**GIVEN INSTRUCTION:** Recast everything from the line containing "159, 50, 170]" down to the line containing "69, 421, 382]" as a Markdown table with the columns Row and Entry, numbering each line and leaving out blank lines.

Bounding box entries
━━━━━━
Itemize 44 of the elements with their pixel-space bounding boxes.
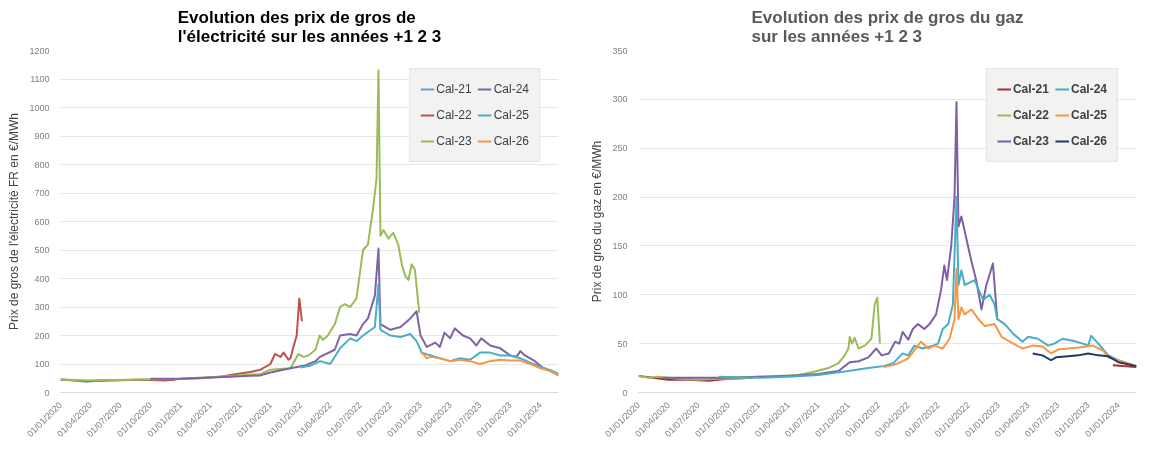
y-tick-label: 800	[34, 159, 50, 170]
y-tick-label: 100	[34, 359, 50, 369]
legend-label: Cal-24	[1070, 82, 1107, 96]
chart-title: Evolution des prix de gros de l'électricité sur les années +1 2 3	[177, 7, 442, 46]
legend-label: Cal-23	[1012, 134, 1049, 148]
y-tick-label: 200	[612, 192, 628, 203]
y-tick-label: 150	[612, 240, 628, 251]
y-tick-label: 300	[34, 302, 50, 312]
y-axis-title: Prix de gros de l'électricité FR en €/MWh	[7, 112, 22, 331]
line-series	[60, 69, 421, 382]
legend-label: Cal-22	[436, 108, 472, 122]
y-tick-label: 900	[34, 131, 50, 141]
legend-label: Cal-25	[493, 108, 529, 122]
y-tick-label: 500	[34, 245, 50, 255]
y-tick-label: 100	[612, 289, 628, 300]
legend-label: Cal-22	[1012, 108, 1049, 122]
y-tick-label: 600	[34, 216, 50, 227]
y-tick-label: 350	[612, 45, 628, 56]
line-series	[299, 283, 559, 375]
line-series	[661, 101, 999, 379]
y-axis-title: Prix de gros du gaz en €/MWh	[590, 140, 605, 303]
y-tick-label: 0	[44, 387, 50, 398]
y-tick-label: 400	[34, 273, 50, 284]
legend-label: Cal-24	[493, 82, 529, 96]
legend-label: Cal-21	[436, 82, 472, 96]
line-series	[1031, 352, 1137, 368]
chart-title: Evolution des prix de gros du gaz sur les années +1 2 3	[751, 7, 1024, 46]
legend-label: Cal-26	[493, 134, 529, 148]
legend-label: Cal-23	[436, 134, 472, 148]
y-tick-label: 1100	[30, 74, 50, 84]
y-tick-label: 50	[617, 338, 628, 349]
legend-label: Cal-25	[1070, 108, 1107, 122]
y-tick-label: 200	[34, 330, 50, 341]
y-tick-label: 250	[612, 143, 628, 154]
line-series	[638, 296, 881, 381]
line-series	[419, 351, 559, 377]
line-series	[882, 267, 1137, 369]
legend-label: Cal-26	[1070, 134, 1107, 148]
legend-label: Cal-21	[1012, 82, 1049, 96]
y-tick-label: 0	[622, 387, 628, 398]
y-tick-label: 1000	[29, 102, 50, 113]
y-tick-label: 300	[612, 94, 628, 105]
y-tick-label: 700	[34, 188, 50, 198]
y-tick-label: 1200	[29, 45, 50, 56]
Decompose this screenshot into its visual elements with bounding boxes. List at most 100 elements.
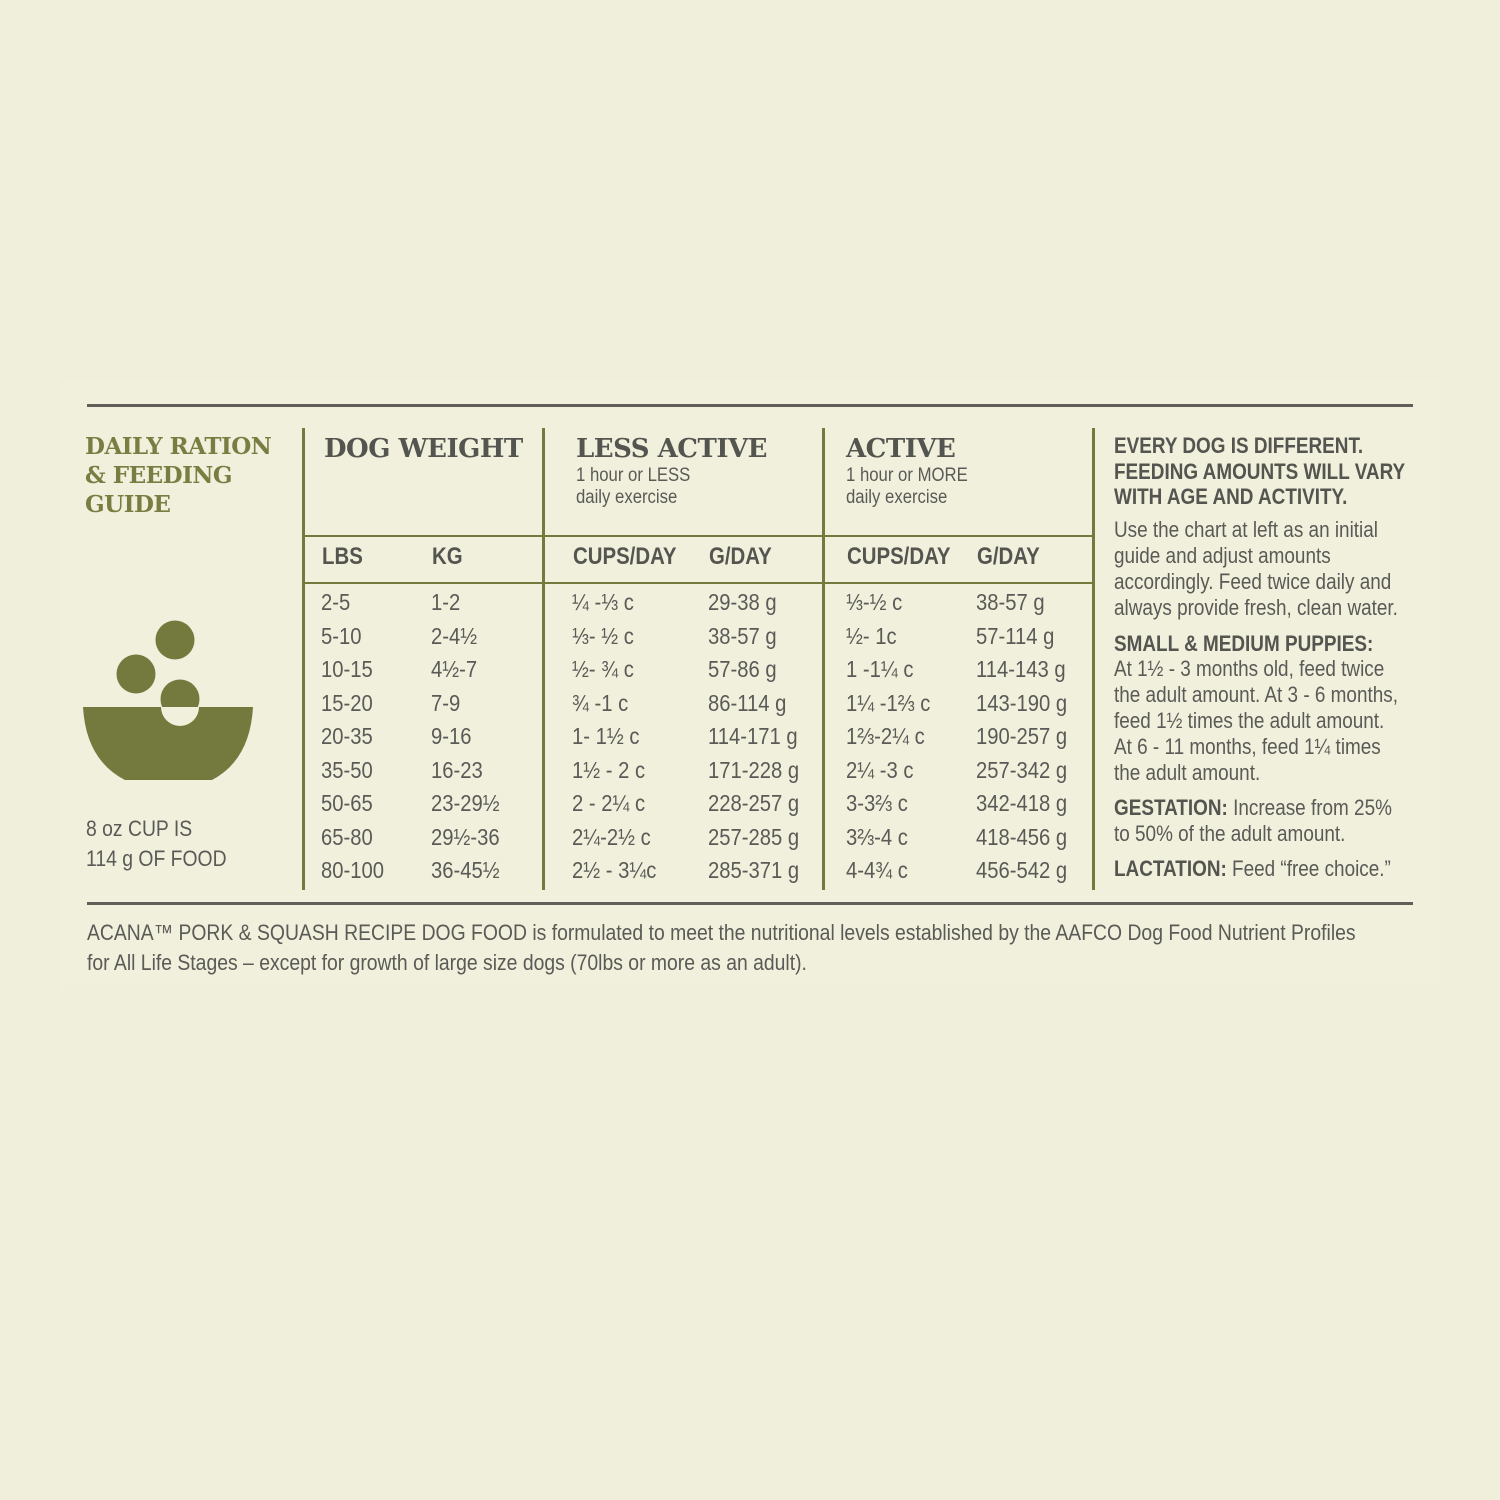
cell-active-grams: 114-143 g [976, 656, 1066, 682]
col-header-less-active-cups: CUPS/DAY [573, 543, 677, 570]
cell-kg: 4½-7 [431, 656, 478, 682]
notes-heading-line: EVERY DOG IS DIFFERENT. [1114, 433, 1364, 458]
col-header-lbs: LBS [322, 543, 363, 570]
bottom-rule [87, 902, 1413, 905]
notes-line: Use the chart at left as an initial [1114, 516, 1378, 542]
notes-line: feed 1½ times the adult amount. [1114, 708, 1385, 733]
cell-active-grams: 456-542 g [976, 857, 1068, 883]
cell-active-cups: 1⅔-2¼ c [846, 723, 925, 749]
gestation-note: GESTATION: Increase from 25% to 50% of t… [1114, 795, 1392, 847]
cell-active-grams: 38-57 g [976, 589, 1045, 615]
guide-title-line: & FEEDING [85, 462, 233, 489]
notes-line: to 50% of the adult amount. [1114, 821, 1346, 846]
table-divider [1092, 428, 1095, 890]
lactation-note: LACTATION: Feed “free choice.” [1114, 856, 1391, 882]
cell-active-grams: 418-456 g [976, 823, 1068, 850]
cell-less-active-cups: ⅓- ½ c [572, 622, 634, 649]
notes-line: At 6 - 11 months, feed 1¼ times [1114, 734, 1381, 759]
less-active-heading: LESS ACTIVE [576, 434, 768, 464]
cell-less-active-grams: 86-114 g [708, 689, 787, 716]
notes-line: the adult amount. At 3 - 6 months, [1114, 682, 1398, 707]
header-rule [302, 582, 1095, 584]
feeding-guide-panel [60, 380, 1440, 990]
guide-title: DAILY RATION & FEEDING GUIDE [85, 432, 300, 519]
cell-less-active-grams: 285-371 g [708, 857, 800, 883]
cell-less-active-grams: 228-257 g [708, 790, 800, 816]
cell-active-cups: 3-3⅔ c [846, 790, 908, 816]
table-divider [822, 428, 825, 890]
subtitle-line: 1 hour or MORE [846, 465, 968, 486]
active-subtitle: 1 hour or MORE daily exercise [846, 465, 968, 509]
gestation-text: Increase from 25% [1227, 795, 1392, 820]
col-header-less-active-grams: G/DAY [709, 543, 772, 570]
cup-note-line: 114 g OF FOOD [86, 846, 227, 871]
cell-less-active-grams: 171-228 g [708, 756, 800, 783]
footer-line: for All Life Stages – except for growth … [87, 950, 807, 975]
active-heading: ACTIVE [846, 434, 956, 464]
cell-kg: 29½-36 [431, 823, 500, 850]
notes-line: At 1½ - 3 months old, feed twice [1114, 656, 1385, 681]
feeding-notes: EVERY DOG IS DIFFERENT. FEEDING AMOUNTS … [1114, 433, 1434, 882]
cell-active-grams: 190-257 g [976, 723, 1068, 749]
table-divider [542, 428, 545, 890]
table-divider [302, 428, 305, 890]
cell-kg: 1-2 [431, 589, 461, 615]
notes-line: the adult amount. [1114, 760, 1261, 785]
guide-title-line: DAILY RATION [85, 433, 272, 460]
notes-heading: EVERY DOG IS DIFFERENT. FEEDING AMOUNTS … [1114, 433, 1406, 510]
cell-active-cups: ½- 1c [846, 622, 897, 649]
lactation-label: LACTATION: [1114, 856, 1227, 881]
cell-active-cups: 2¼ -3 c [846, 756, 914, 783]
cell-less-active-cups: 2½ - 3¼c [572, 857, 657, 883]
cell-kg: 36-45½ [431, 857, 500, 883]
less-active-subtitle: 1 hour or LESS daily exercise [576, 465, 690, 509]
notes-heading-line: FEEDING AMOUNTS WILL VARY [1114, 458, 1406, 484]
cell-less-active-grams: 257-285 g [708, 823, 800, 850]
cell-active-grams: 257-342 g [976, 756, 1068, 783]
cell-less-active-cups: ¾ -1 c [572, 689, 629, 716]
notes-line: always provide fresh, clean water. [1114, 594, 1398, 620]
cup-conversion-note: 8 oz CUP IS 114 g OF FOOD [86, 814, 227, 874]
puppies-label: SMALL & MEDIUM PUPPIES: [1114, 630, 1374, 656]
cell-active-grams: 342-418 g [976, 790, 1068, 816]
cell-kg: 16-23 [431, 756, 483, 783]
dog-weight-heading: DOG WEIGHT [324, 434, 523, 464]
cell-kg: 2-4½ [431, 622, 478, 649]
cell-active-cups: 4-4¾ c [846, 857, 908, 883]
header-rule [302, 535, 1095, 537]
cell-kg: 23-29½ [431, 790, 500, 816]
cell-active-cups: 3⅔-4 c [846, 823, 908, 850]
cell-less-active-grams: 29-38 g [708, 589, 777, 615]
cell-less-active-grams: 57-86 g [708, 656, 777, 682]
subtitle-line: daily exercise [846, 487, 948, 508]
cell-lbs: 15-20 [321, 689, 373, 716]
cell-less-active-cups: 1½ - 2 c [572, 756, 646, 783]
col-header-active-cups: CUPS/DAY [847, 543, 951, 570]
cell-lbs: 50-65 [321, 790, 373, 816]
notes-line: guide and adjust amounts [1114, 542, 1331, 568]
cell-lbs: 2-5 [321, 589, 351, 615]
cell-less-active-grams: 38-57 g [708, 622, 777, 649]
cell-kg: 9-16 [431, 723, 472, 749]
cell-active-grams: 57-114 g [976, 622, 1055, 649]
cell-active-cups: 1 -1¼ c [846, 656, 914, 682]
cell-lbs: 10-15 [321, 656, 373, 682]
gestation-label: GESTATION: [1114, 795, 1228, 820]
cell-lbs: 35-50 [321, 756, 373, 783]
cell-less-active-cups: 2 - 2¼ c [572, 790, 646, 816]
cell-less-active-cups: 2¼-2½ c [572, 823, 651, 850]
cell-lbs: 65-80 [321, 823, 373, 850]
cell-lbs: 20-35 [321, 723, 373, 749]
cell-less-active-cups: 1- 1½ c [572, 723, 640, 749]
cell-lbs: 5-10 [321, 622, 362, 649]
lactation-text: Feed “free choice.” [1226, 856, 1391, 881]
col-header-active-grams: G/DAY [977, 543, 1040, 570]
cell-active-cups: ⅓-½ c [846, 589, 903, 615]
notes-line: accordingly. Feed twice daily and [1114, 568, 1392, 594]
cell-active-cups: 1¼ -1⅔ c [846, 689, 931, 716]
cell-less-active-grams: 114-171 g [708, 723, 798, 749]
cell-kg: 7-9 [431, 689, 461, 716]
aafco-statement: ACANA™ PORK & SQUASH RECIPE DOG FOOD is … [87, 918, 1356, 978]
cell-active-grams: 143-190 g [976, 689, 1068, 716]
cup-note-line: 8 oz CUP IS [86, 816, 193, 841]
━━━━━━
**RESPONSE:**
| Row | Entry |
|---|---|
| 1 | y-tick-label: 800	[34, 159, 50, 170] |
| 2 | y-tick-label: 100	[34, 359, 50, 369] |
| 3 | legend-label: Cal-24	[1070, 82, 1107, 96] |
| 4 | chart-title: Evolution des prix de gros de l'électricité sur les années +1 2 3	[177, 7, 442, 46] |
| 5 | legend-label: Cal-23	[1012, 134, 1049, 148] |
| 6 | y-tick-label: 200	[612, 192, 628, 203] |
| 7 | y-tick-label: 150	[612, 240, 628, 251] |
| 8 | y-tick-label: 300	[34, 302, 50, 312] |
| 9 | y-axis-title: Prix de gros de l'électricité FR en €/MWh	[7, 112, 22, 331] |
| 10 | line-series	[60, 69, 421, 382] |